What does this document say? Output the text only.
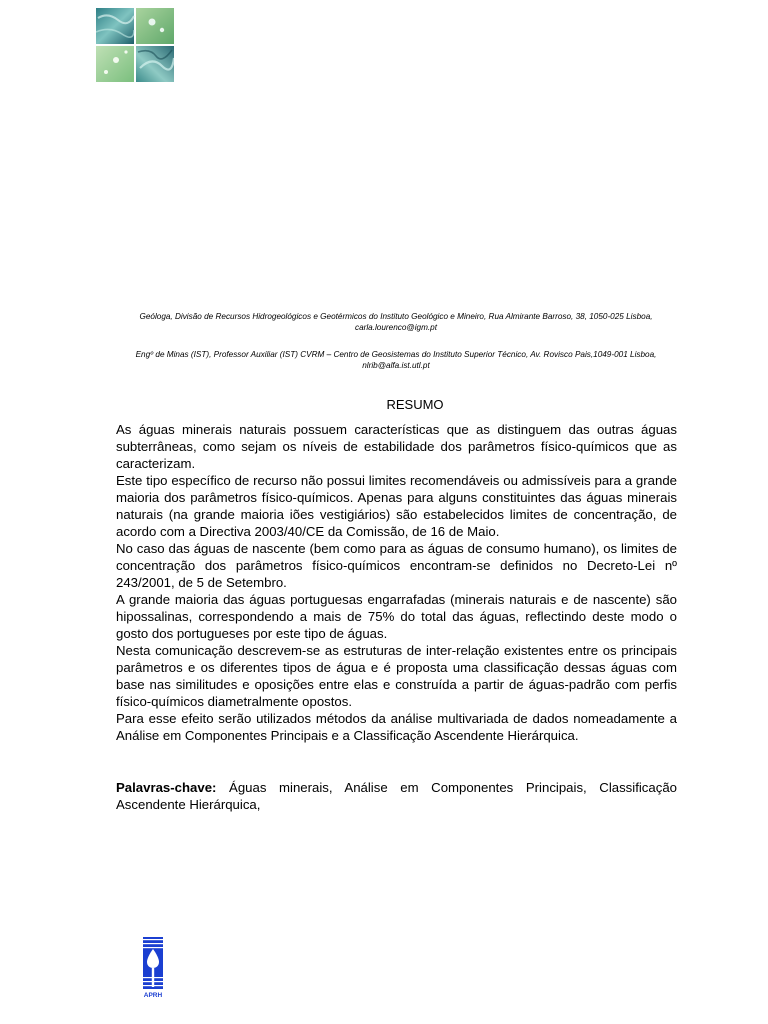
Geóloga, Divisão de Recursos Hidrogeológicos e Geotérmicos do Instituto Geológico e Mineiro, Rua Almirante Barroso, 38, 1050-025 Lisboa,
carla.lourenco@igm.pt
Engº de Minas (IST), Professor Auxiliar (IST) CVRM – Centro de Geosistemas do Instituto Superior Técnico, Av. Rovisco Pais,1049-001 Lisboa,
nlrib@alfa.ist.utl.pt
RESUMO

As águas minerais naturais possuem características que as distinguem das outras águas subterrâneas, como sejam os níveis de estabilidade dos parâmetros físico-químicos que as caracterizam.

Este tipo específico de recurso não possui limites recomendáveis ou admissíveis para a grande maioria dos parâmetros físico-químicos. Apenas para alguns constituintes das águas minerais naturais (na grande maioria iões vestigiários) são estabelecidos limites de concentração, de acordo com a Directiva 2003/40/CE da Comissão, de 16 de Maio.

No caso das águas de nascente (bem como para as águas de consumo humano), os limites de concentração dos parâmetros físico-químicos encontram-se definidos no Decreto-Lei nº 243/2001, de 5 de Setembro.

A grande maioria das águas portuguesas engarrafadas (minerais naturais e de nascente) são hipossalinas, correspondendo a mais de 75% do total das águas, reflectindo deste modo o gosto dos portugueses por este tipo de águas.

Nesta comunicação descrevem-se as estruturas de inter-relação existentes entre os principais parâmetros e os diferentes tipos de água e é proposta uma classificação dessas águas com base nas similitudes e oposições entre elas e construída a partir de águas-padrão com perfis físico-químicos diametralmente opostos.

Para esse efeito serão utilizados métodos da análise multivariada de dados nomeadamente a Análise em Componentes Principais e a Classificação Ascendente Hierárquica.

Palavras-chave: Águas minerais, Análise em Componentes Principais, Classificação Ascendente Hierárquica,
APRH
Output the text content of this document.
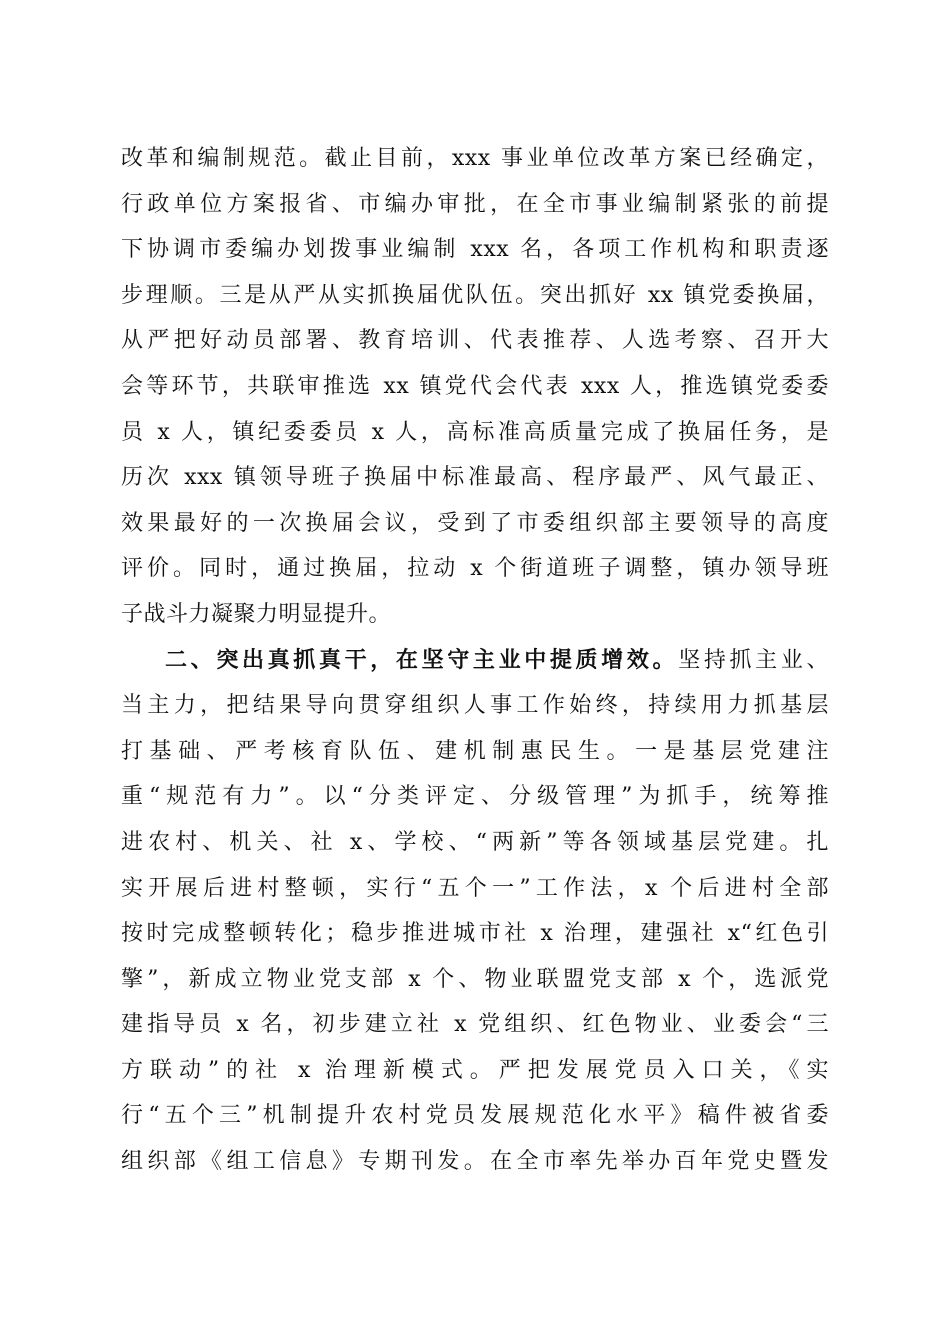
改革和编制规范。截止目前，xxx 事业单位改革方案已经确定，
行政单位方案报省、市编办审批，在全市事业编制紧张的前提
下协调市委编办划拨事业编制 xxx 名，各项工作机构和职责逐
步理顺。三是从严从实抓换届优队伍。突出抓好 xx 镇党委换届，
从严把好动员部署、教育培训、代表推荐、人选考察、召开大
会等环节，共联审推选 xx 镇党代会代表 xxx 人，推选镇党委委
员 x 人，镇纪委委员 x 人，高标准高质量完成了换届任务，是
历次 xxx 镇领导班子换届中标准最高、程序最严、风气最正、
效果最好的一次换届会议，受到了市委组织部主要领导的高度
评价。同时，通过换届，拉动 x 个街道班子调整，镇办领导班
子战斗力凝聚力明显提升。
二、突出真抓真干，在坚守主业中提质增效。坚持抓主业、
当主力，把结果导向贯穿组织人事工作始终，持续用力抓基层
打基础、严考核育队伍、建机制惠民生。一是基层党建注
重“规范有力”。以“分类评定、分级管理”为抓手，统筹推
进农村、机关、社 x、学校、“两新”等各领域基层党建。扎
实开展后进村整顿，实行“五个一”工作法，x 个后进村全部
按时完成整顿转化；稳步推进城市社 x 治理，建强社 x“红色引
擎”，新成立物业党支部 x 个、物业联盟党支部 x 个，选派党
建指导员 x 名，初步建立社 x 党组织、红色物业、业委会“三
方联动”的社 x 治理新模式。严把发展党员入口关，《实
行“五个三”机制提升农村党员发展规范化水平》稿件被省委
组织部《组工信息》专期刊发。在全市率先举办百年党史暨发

▶ **Direction**: Transcribe the full listing above exactly, with the images removed.

▶ **Response to the task**:
What does this document say? Output the text only.
Geóloga, Divisão de Recursos Hidrogeológicos e Geotérmicos do Instituto Geológico e Mineiro, Rua Almirante Barroso, 38, 1050-025 Lisboa,
carla.lourenco@igm.pt
Engº de Minas (IST), Professor Auxiliar (IST) CVRM – Centro de Geosistemas do Instituto Superior Técnico, Av. Rovisco Pais,1049-001 Lisboa,
nlrib@alfa.ist.utl.pt
RESUMO

As águas minerais naturais possuem características que as distinguem das outras águas subterrâneas, como sejam os níveis de estabilidade dos parâmetros físico-químicos que as caracterizam.

Este tipo específico de recurso não possui limites recomendáveis ou admissíveis para a grande maioria dos parâmetros físico-químicos. Apenas para alguns constituintes das águas minerais naturais (na grande maioria iões vestigiários) são estabelecidos limites de concentração, de acordo com a Directiva 2003/40/CE da Comissão, de 16 de Maio.

No caso das águas de nascente (bem como para as águas de consumo humano), os limites de concentração dos parâmetros físico-químicos encontram-se definidos no Decreto-Lei nº 243/2001, de 5 de Setembro.

A grande maioria das águas portuguesas engarrafadas (minerais naturais e de nascente) são hipossalinas, correspondendo a mais de 75% do total das águas, reflectindo deste modo o gosto dos portugueses por este tipo de águas.

Nesta comunicação descrevem-se as estruturas de inter-relação existentes entre os principais parâmetros e os diferentes tipos de água e é proposta uma classificação dessas águas com base nas similitudes e oposições entre elas e construída a partir de águas-padrão com perfis físico-químicos diametralmente opostos.

Para esse efeito serão utilizados métodos da análise multivariada de dados nomeadamente a Análise em Componentes Principais e a Classificação Ascendente Hierárquica.

Palavras-chave: Águas minerais, Análise em Componentes Principais, Classificação Ascendente Hierárquica,
APRH
Output the text content of this document.
改革和编制规范。截止目前，xxx 事业单位改革方案已经确定，
行政单位方案报省、市编办审批，在全市事业编制紧张的前提
下协调市委编办划拨事业编制 xxx 名，各项工作机构和职责逐
步理顺。三是从严从实抓换届优队伍。突出抓好 xx 镇党委换届，
从严把好动员部署、教育培训、代表推荐、人选考察、召开大
会等环节，共联审推选 xx 镇党代会代表 xxx 人，推选镇党委委
员 x 人，镇纪委委员 x 人，高标准高质量完成了换届任务，是
历次 xxx 镇领导班子换届中标准最高、程序最严、风气最正、
效果最好的一次换届会议，受到了市委组织部主要领导的高度
评价。同时，通过换届，拉动 x 个街道班子调整，镇办领导班
子战斗力凝聚力明显提升。
二、突出真抓真干，在坚守主业中提质增效。坚持抓主业、
当主力，把结果导向贯穿组织人事工作始终，持续用力抓基层
打基础、严考核育队伍、建机制惠民生。一是基层党建注
重“规范有力”。以“分类评定、分级管理”为抓手，统筹推
进农村、机关、社 x、学校、“两新”等各领域基层党建。扎
实开展后进村整顿，实行“五个一”工作法，x 个后进村全部
按时完成整顿转化；稳步推进城市社 x 治理，建强社 x“红色引
擎”，新成立物业党支部 x 个、物业联盟党支部 x 个，选派党
建指导员 x 名，初步建立社 x 党组织、红色物业、业委会“三
方联动”的社 x 治理新模式。严把发展党员入口关，《实
行“五个三”机制提升农村党员发展规范化水平》稿件被省委
组织部《组工信息》专期刊发。在全市率先举办百年党史暨发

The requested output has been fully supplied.